Lines of data:
# # # # # # #

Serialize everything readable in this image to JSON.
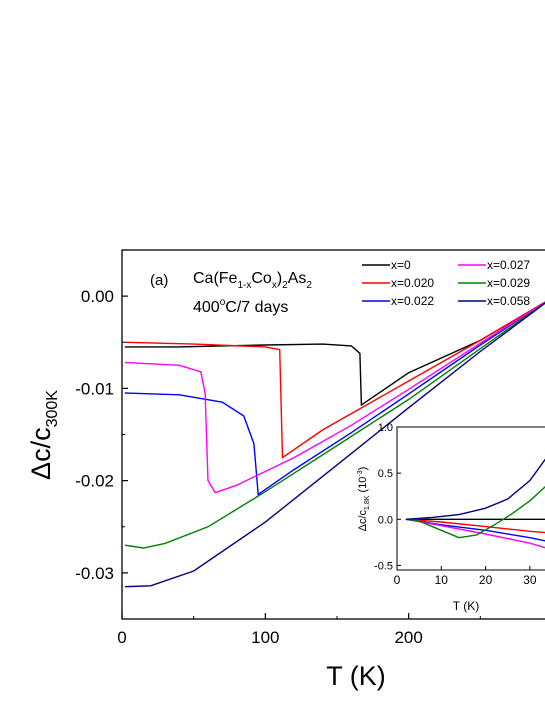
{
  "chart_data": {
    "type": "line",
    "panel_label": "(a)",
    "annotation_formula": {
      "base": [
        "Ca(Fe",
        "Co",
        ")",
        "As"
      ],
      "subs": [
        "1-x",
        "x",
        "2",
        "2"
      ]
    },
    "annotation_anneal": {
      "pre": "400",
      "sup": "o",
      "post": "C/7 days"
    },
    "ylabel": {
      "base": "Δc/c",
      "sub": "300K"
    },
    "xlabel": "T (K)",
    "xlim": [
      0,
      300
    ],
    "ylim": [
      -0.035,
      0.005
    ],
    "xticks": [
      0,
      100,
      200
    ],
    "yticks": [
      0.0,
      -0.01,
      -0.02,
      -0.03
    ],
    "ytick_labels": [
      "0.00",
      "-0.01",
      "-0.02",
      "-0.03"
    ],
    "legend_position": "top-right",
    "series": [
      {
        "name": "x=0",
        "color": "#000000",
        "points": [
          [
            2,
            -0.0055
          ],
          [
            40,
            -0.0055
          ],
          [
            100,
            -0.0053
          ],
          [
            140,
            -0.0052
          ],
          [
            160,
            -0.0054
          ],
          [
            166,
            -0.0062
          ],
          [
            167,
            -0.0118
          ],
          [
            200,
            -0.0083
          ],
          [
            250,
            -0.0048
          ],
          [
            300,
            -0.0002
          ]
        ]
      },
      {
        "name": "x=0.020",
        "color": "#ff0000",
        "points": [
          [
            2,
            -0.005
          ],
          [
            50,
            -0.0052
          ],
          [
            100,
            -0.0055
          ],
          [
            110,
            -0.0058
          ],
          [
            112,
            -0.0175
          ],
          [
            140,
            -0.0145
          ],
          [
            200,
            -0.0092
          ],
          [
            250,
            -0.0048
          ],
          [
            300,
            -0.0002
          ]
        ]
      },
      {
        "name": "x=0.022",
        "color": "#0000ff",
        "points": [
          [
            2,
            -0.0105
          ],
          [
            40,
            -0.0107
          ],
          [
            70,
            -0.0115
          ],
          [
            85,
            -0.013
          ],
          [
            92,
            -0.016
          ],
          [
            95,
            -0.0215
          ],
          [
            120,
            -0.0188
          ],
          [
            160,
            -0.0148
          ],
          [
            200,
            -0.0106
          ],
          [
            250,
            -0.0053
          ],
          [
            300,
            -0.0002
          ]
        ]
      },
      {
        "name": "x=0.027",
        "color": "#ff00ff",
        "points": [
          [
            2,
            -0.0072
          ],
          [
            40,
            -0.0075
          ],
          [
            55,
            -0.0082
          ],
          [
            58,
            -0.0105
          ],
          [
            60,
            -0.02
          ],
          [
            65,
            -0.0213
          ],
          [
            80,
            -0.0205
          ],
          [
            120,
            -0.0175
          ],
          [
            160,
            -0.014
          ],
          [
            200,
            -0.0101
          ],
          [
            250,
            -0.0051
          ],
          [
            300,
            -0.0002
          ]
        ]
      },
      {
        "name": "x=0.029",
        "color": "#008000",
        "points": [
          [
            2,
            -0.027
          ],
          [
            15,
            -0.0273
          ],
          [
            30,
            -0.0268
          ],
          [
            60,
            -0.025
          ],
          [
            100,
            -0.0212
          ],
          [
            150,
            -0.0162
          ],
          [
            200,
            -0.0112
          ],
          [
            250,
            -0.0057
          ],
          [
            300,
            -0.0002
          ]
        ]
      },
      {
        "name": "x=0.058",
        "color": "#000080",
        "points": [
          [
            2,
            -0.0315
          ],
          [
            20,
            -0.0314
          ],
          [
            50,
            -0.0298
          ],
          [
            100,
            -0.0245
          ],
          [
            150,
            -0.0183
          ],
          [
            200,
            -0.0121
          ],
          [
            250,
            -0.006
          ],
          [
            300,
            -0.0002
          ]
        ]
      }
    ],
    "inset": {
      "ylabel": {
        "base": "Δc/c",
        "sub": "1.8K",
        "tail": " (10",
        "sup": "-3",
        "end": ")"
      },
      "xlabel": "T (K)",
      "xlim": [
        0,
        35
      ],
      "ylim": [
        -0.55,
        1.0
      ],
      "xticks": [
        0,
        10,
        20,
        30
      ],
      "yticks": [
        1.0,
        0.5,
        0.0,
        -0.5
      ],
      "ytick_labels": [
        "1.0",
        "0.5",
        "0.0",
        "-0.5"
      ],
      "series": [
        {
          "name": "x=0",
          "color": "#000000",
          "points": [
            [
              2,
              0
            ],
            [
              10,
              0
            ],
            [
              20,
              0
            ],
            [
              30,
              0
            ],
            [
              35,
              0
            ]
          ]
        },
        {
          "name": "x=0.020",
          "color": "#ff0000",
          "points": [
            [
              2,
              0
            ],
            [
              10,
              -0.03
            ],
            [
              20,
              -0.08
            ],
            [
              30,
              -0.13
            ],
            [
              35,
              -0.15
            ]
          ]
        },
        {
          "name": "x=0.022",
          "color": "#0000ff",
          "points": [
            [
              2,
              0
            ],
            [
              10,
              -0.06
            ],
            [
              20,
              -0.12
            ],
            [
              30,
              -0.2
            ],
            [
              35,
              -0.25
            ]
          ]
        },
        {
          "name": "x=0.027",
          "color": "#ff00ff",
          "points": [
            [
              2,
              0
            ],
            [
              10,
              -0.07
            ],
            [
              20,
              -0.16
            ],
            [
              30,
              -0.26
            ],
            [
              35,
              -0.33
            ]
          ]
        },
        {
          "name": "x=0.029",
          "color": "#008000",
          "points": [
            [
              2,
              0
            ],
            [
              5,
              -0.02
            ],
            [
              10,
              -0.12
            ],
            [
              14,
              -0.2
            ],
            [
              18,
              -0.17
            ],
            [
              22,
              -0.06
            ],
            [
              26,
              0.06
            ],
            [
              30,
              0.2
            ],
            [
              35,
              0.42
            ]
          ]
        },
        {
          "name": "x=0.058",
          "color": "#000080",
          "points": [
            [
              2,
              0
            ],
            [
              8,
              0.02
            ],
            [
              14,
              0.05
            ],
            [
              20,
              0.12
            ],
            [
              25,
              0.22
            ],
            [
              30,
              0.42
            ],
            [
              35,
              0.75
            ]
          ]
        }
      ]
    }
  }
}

# # # # # # #

Short task. Copy the material above in full and exactly, skipping pictures.

Task response.
Serialize everything readable in this image to JSON.
{
  "chart_data": {
    "type": "line",
    "panel_label": "(a)",
    "annotation_formula": {
      "base": [
        "Ca(Fe",
        "Co",
        ")",
        "As"
      ],
      "subs": [
        "1-x",
        "x",
        "2",
        "2"
      ]
    },
    "annotation_anneal": {
      "pre": "400",
      "sup": "o",
      "post": "C/7 days"
    },
    "ylabel": {
      "base": "Δc/c",
      "sub": "300K"
    },
    "xlabel": "T (K)",
    "xlim": [
      0,
      300
    ],
    "ylim": [
      -0.035,
      0.005
    ],
    "xticks": [
      0,
      100,
      200
    ],
    "yticks": [
      0.0,
      -0.01,
      -0.02,
      -0.03
    ],
    "ytick_labels": [
      "0.00",
      "-0.01",
      "-0.02",
      "-0.03"
    ],
    "legend_position": "top-right",
    "series": [
      {
        "name": "x=0",
        "color": "#000000",
        "points": [
          [
            2,
            -0.0055
          ],
          [
            40,
            -0.0055
          ],
          [
            100,
            -0.0053
          ],
          [
            140,
            -0.0052
          ],
          [
            160,
            -0.0054
          ],
          [
            166,
            -0.0062
          ],
          [
            167,
            -0.0118
          ],
          [
            200,
            -0.0083
          ],
          [
            250,
            -0.0048
          ],
          [
            300,
            -0.0002
          ]
        ]
      },
      {
        "name": "x=0.020",
        "color": "#ff0000",
        "points": [
          [
            2,
            -0.005
          ],
          [
            50,
            -0.0052
          ],
          [
            100,
            -0.0055
          ],
          [
            110,
            -0.0058
          ],
          [
            112,
            -0.0175
          ],
          [
            140,
            -0.0145
          ],
          [
            200,
            -0.0092
          ],
          [
            250,
            -0.0048
          ],
          [
            300,
            -0.0002
          ]
        ]
      },
      {
        "name": "x=0.022",
        "color": "#0000ff",
        "points": [
          [
            2,
            -0.0105
          ],
          [
            40,
            -0.0107
          ],
          [
            70,
            -0.0115
          ],
          [
            85,
            -0.013
          ],
          [
            92,
            -0.016
          ],
          [
            95,
            -0.0215
          ],
          [
            120,
            -0.0188
          ],
          [
            160,
            -0.0148
          ],
          [
            200,
            -0.0106
          ],
          [
            250,
            -0.0053
          ],
          [
            300,
            -0.0002
          ]
        ]
      },
      {
        "name": "x=0.027",
        "color": "#ff00ff",
        "points": [
          [
            2,
            -0.0072
          ],
          [
            40,
            -0.0075
          ],
          [
            55,
            -0.0082
          ],
          [
            58,
            -0.0105
          ],
          [
            60,
            -0.02
          ],
          [
            65,
            -0.0213
          ],
          [
            80,
            -0.0205
          ],
          [
            120,
            -0.0175
          ],
          [
            160,
            -0.014
          ],
          [
            200,
            -0.0101
          ],
          [
            250,
            -0.0051
          ],
          [
            300,
            -0.0002
          ]
        ]
      },
      {
        "name": "x=0.029",
        "color": "#008000",
        "points": [
          [
            2,
            -0.027
          ],
          [
            15,
            -0.0273
          ],
          [
            30,
            -0.0268
          ],
          [
            60,
            -0.025
          ],
          [
            100,
            -0.0212
          ],
          [
            150,
            -0.0162
          ],
          [
            200,
            -0.0112
          ],
          [
            250,
            -0.0057
          ],
          [
            300,
            -0.0002
          ]
        ]
      },
      {
        "name": "x=0.058",
        "color": "#000080",
        "points": [
          [
            2,
            -0.0315
          ],
          [
            20,
            -0.0314
          ],
          [
            50,
            -0.0298
          ],
          [
            100,
            -0.0245
          ],
          [
            150,
            -0.0183
          ],
          [
            200,
            -0.0121
          ],
          [
            250,
            -0.006
          ],
          [
            300,
            -0.0002
          ]
        ]
      }
    ],
    "inset": {
      "ylabel": {
        "base": "Δc/c",
        "sub": "1.8K",
        "tail": " (10",
        "sup": "-3",
        "end": ")"
      },
      "xlabel": "T (K)",
      "xlim": [
        0,
        35
      ],
      "ylim": [
        -0.55,
        1.0
      ],
      "xticks": [
        0,
        10,
        20,
        30
      ],
      "yticks": [
        1.0,
        0.5,
        0.0,
        -0.5
      ],
      "ytick_labels": [
        "1.0",
        "0.5",
        "0.0",
        "-0.5"
      ],
      "series": [
        {
          "name": "x=0",
          "color": "#000000",
          "points": [
            [
              2,
              0
            ],
            [
              10,
              0
            ],
            [
              20,
              0
            ],
            [
              30,
              0
            ],
            [
              35,
              0
            ]
          ]
        },
        {
          "name": "x=0.020",
          "color": "#ff0000",
          "points": [
            [
              2,
              0
            ],
            [
              10,
              -0.03
            ],
            [
              20,
              -0.08
            ],
            [
              30,
              -0.13
            ],
            [
              35,
              -0.15
            ]
          ]
        },
        {
          "name": "x=0.022",
          "color": "#0000ff",
          "points": [
            [
              2,
              0
            ],
            [
              10,
              -0.06
            ],
            [
              20,
              -0.12
            ],
            [
              30,
              -0.2
            ],
            [
              35,
              -0.25
            ]
          ]
        },
        {
          "name": "x=0.027",
          "color": "#ff00ff",
          "points": [
            [
              2,
              0
            ],
            [
              10,
              -0.07
            ],
            [
              20,
              -0.16
            ],
            [
              30,
              -0.26
            ],
            [
              35,
              -0.33
            ]
          ]
        },
        {
          "name": "x=0.029",
          "color": "#008000",
          "points": [
            [
              2,
              0
            ],
            [
              5,
              -0.02
            ],
            [
              10,
              -0.12
            ],
            [
              14,
              -0.2
            ],
            [
              18,
              -0.17
            ],
            [
              22,
              -0.06
            ],
            [
              26,
              0.06
            ],
            [
              30,
              0.2
            ],
            [
              35,
              0.42
            ]
          ]
        },
        {
          "name": "x=0.058",
          "color": "#000080",
          "points": [
            [
              2,
              0
            ],
            [
              8,
              0.02
            ],
            [
              14,
              0.05
            ],
            [
              20,
              0.12
            ],
            [
              25,
              0.22
            ],
            [
              30,
              0.42
            ],
            [
              35,
              0.75
            ]
          ]
        }
      ]
    }
  }
}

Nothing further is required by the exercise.